Rows from a figure dataset

--------

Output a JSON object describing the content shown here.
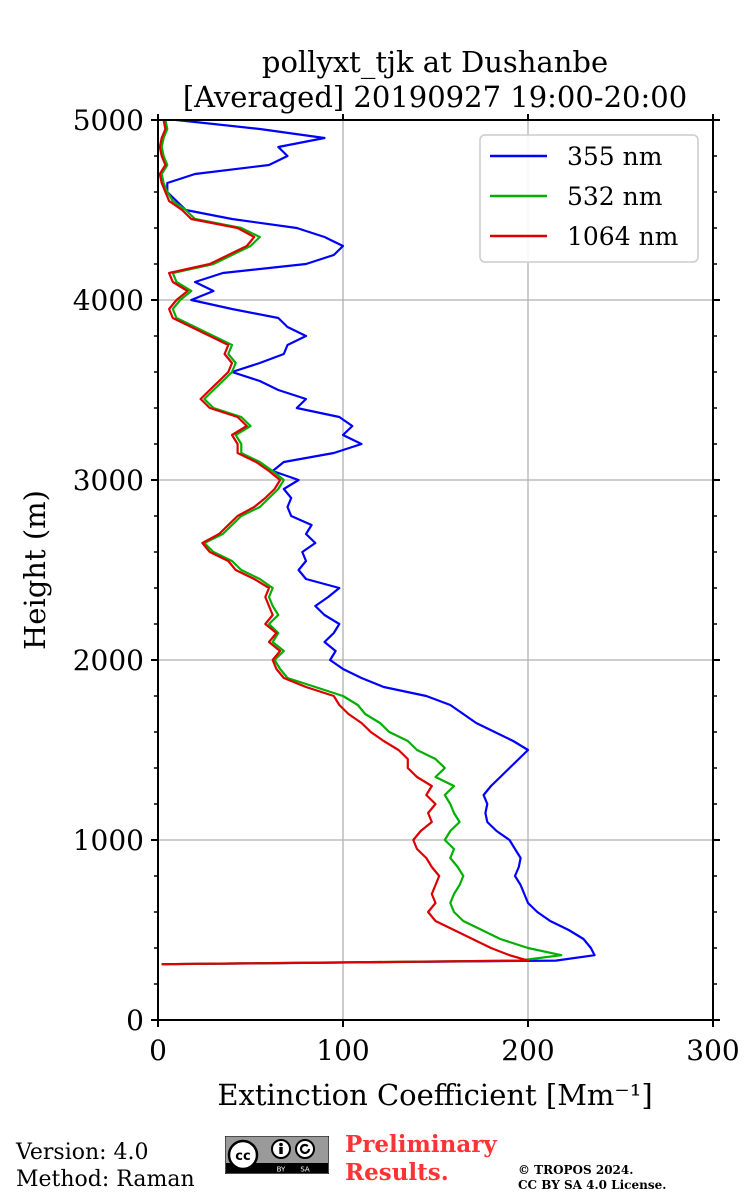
{
  "chart_data": {
    "type": "line",
    "title": "pollyxt_tjk at Dushanbe",
    "subtitle": "[Averaged] 20190927 19:00-20:00",
    "xlabel": "Extinction Coefficient [Mm⁻¹]",
    "ylabel": "Height (m)",
    "xlim": [
      0,
      300
    ],
    "ylim": [
      0,
      5000
    ],
    "xticks": [
      "0",
      "100",
      "200",
      "300"
    ],
    "yticks": [
      "0",
      "1000",
      "2000",
      "3000",
      "4000",
      "5000"
    ],
    "grid": true,
    "legend_position": "top-right",
    "height": [
      310,
      330,
      360,
      400,
      450,
      500,
      550,
      600,
      650,
      700,
      750,
      800,
      850,
      900,
      950,
      1000,
      1050,
      1100,
      1150,
      1200,
      1250,
      1300,
      1350,
      1400,
      1450,
      1500,
      1550,
      1600,
      1650,
      1700,
      1750,
      1800,
      1850,
      1900,
      1950,
      2000,
      2050,
      2100,
      2150,
      2200,
      2250,
      2300,
      2350,
      2400,
      2450,
      2500,
      2550,
      2600,
      2650,
      2700,
      2750,
      2800,
      2850,
      2900,
      2950,
      3000,
      3050,
      3100,
      3150,
      3200,
      3250,
      3300,
      3350,
      3400,
      3450,
      3500,
      3550,
      3600,
      3650,
      3700,
      3750,
      3800,
      3850,
      3900,
      3950,
      4000,
      4050,
      4100,
      4150,
      4200,
      4250,
      4300,
      4350,
      4400,
      4450,
      4500,
      4550,
      4600,
      4650,
      4700,
      4750,
      4800,
      4850,
      4900,
      4950,
      5000
    ],
    "series": [
      {
        "name": "355 nm",
        "color": "#0000ff",
        "values": [
          2,
          215,
          236,
          234,
          230,
          222,
          212,
          205,
          200,
          198,
          196,
          193,
          195,
          196,
          193,
          190,
          183,
          178,
          177,
          178,
          176,
          180,
          185,
          190,
          195,
          200,
          192,
          182,
          172,
          165,
          158,
          145,
          122,
          110,
          100,
          93,
          96,
          90,
          95,
          98,
          90,
          85,
          92,
          98,
          80,
          76,
          80,
          78,
          85,
          80,
          83,
          72,
          70,
          72,
          68,
          76,
          62,
          68,
          95,
          110,
          100,
          105,
          98,
          75,
          80,
          65,
          55,
          40,
          55,
          68,
          70,
          80,
          70,
          65,
          40,
          18,
          30,
          20,
          35,
          80,
          95,
          100,
          90,
          75,
          40,
          15,
          10,
          5,
          5,
          20,
          60,
          70,
          65,
          90,
          55,
          10
        ]
      },
      {
        "name": "532 nm",
        "color": "#00b000",
        "values": [
          2,
          195,
          218,
          200,
          185,
          175,
          165,
          160,
          158,
          160,
          163,
          165,
          162,
          158,
          160,
          155,
          158,
          163,
          160,
          158,
          155,
          160,
          150,
          155,
          150,
          140,
          135,
          125,
          120,
          112,
          108,
          100,
          85,
          70,
          66,
          63,
          68,
          62,
          65,
          60,
          65,
          62,
          60,
          62,
          55,
          45,
          40,
          30,
          25,
          35,
          40,
          45,
          55,
          60,
          65,
          68,
          62,
          55,
          45,
          45,
          42,
          50,
          45,
          30,
          25,
          30,
          35,
          40,
          42,
          38,
          40,
          30,
          20,
          10,
          8,
          12,
          18,
          10,
          8,
          30,
          40,
          50,
          55,
          45,
          20,
          15,
          8,
          5,
          3,
          2,
          5,
          3,
          2,
          3,
          5,
          4
        ]
      },
      {
        "name": "1064 nm",
        "color": "#dd0000",
        "values": [
          2,
          200,
          190,
          180,
          170,
          160,
          150,
          146,
          150,
          148,
          150,
          152,
          148,
          145,
          140,
          138,
          142,
          148,
          146,
          150,
          145,
          148,
          140,
          135,
          135,
          130,
          122,
          115,
          110,
          103,
          98,
          95,
          80,
          68,
          64,
          62,
          66,
          60,
          64,
          58,
          62,
          60,
          58,
          60,
          52,
          42,
          38,
          28,
          24,
          33,
          38,
          43,
          52,
          58,
          63,
          66,
          60,
          53,
          43,
          43,
          40,
          48,
          43,
          28,
          23,
          28,
          33,
          38,
          40,
          36,
          38,
          28,
          18,
          8,
          6,
          10,
          16,
          8,
          6,
          28,
          38,
          48,
          52,
          43,
          18,
          13,
          6,
          4,
          2,
          1,
          4,
          2,
          1,
          2,
          4,
          3
        ]
      }
    ]
  },
  "footer": {
    "version": "Version: 4.0",
    "method": "Method: Raman",
    "cc_by": "BY",
    "cc_sa": "SA",
    "preliminary_line1": "Preliminary",
    "preliminary_line2": "Results.",
    "copyright_line1": "© TROPOS 2024.",
    "copyright_line2": "CC BY SA 4.0 License."
  }
}
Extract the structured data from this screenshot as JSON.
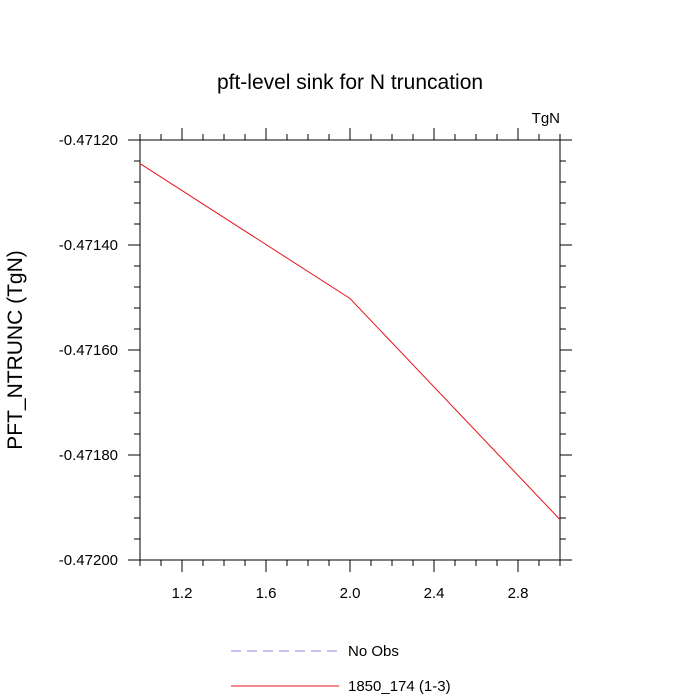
{
  "chart_data": {
    "type": "line",
    "title": "pft-level sink for N truncation",
    "units_label": "TgN",
    "xlabel": "",
    "ylabel": "PFT_NTRUNC  (TgN)",
    "xlim": [
      1.0,
      3.0
    ],
    "ylim": [
      -0.472,
      -0.4712
    ],
    "xticks": [
      1.2,
      1.6,
      2.0,
      2.4,
      2.8
    ],
    "xtick_labels": [
      "1.2",
      "1.6",
      "2.0",
      "2.4",
      "2.8"
    ],
    "yticks": [
      -0.4712,
      -0.4714,
      -0.4716,
      -0.4718,
      -0.472
    ],
    "ytick_labels": [
      "-0.47120",
      "-0.47140",
      "-0.47160",
      "-0.47180",
      "-0.47200"
    ],
    "grid": false,
    "legend_position": "bottom-center",
    "series": [
      {
        "name": "1850_174 (1-3)",
        "color": "#e8141c",
        "style": "solid",
        "x": [
          1.0,
          2.0,
          3.0
        ],
        "y": [
          -0.471245,
          -0.471502,
          -0.471923
        ]
      }
    ],
    "legend": [
      {
        "label": "No Obs",
        "color": "#8a8ae8",
        "style": "dashed"
      },
      {
        "label": "1850_174 (1-3)",
        "color": "#e8141c",
        "style": "solid"
      }
    ]
  }
}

--------

Task goal >> All lines from the one holding "Extract the structured" through the last line of the entries, and nothing else, are to be output exactly; leave out the pictures.

Task result >>
Extract the structured data from this screenshot as JSON.
{
  "chart_data": {
    "type": "line",
    "title": "pft-level sink for N truncation",
    "units_label": "TgN",
    "xlabel": "",
    "ylabel": "PFT_NTRUNC  (TgN)",
    "xlim": [
      1.0,
      3.0
    ],
    "ylim": [
      -0.472,
      -0.4712
    ],
    "xticks": [
      1.2,
      1.6,
      2.0,
      2.4,
      2.8
    ],
    "xtick_labels": [
      "1.2",
      "1.6",
      "2.0",
      "2.4",
      "2.8"
    ],
    "yticks": [
      -0.4712,
      -0.4714,
      -0.4716,
      -0.4718,
      -0.472
    ],
    "ytick_labels": [
      "-0.47120",
      "-0.47140",
      "-0.47160",
      "-0.47180",
      "-0.47200"
    ],
    "grid": false,
    "legend_position": "bottom-center",
    "series": [
      {
        "name": "1850_174 (1-3)",
        "color": "#e8141c",
        "style": "solid",
        "x": [
          1.0,
          2.0,
          3.0
        ],
        "y": [
          -0.471245,
          -0.471502,
          -0.471923
        ]
      }
    ],
    "legend": [
      {
        "label": "No Obs",
        "color": "#8a8ae8",
        "style": "dashed"
      },
      {
        "label": "1850_174 (1-3)",
        "color": "#e8141c",
        "style": "solid"
      }
    ]
  }
}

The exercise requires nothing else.